- **Instructions for the task**: Records follow. Pull out every line that contains "Head".

* begin Items *

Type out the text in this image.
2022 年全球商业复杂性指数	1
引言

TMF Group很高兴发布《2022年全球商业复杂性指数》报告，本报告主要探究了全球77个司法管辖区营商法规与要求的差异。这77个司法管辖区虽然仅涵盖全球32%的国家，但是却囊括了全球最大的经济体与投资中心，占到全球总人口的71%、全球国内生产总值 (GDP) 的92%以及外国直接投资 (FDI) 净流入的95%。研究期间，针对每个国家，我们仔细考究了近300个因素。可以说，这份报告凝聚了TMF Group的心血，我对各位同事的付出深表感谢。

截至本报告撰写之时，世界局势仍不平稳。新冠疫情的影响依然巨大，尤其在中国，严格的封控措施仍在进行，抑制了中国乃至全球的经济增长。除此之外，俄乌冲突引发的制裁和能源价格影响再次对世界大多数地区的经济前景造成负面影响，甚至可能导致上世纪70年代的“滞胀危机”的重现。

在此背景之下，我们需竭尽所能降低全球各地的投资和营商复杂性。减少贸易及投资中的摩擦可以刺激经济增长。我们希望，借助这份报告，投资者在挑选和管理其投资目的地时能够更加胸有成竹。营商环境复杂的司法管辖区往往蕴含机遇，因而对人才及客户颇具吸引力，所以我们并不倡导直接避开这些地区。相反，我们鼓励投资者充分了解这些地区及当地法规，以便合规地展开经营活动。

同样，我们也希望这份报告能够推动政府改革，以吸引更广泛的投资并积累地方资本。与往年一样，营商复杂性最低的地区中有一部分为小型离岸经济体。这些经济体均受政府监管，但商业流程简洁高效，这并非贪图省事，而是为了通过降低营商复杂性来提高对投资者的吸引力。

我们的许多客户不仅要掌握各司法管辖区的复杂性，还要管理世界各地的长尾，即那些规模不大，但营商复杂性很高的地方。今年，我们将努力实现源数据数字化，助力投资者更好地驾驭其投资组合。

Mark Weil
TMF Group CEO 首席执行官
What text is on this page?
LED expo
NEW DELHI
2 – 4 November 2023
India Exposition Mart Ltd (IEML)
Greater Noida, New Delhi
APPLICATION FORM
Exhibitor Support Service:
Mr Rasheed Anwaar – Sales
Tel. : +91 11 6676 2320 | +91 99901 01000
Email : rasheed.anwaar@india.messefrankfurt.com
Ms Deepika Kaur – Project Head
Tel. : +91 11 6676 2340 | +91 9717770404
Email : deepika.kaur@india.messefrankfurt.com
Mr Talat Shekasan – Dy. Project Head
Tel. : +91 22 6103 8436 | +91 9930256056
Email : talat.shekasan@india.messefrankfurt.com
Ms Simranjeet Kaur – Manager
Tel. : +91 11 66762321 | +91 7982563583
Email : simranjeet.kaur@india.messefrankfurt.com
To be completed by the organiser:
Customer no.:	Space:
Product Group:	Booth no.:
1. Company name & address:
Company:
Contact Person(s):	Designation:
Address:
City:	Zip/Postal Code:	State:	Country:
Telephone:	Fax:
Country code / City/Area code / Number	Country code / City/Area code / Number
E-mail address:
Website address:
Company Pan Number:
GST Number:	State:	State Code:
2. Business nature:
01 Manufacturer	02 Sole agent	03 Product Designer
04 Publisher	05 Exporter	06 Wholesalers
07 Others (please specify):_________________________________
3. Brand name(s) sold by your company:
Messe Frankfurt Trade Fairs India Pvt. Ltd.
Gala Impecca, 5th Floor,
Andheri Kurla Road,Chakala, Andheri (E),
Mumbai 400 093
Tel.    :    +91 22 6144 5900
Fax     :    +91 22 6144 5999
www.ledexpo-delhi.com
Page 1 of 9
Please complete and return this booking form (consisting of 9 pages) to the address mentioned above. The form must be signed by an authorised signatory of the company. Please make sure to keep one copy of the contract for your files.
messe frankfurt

* end Items *
* begin Items *

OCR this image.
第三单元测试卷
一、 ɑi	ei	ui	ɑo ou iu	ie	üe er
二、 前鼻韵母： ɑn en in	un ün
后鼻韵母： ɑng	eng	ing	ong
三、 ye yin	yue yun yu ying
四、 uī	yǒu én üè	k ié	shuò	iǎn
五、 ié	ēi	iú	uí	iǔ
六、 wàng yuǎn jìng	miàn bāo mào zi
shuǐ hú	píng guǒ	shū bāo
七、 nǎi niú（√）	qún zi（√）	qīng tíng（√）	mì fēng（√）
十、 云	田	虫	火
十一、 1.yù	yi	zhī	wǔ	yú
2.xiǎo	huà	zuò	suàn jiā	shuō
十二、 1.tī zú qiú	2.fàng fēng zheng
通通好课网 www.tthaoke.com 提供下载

* end Items *

- **Full answer**:
Ms Deepika Kaur – Project Head
Mr Talat Shekasan – Dy. Project Head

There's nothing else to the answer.